**Exercise objective**
Search the material for "color" and show all lines that contain it.

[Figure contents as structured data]

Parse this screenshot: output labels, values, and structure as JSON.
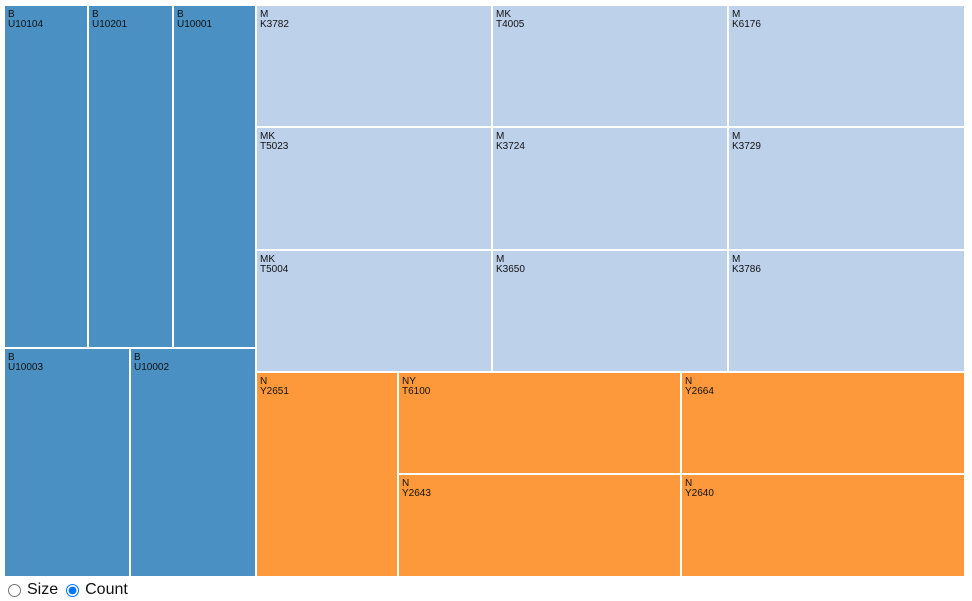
{
  "chart_data": {
    "type": "treemap",
    "measure": "Count",
    "groups": [
      {
        "name": "B",
        "color": "#4a90c2",
        "leaves": [
          {
            "group": "B",
            "label": "U10104",
            "value": 1
          },
          {
            "group": "B",
            "label": "U10201",
            "value": 1
          },
          {
            "group": "B",
            "label": "U10001",
            "value": 1
          },
          {
            "group": "B",
            "label": "U10003",
            "value": 1
          },
          {
            "group": "B",
            "label": "U10002",
            "value": 1
          }
        ]
      },
      {
        "name": "M/MK",
        "color": "#bed1eb",
        "leaves": [
          {
            "group": "M",
            "label": "K3782",
            "value": 1
          },
          {
            "group": "MK",
            "label": "T4005",
            "value": 1
          },
          {
            "group": "M",
            "label": "K6176",
            "value": 1
          },
          {
            "group": "MK",
            "label": "T5023",
            "value": 1
          },
          {
            "group": "M",
            "label": "K3724",
            "value": 1
          },
          {
            "group": "M",
            "label": "K3729",
            "value": 1
          },
          {
            "group": "MK",
            "label": "T5004",
            "value": 1
          },
          {
            "group": "M",
            "label": "K3650",
            "value": 1
          },
          {
            "group": "M",
            "label": "K3786",
            "value": 1
          }
        ]
      },
      {
        "name": "N/NY",
        "color": "#fd993b",
        "leaves": [
          {
            "group": "N",
            "label": "Y2651",
            "value": 1
          },
          {
            "group": "NY",
            "label": "T6100",
            "value": 1
          },
          {
            "group": "N",
            "label": "Y2664",
            "value": 1
          },
          {
            "group": "N",
            "label": "Y2643",
            "value": 1
          },
          {
            "group": "N",
            "label": "Y2640",
            "value": 1
          }
        ]
      }
    ]
  },
  "controls": {
    "options": [
      {
        "label": "Size",
        "checked": false
      },
      {
        "label": "Count",
        "checked": true
      }
    ]
  }
}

**Answer**
        "color": "#4a90c2",
        "color": "#bed1eb",
        "color": "#fd993b",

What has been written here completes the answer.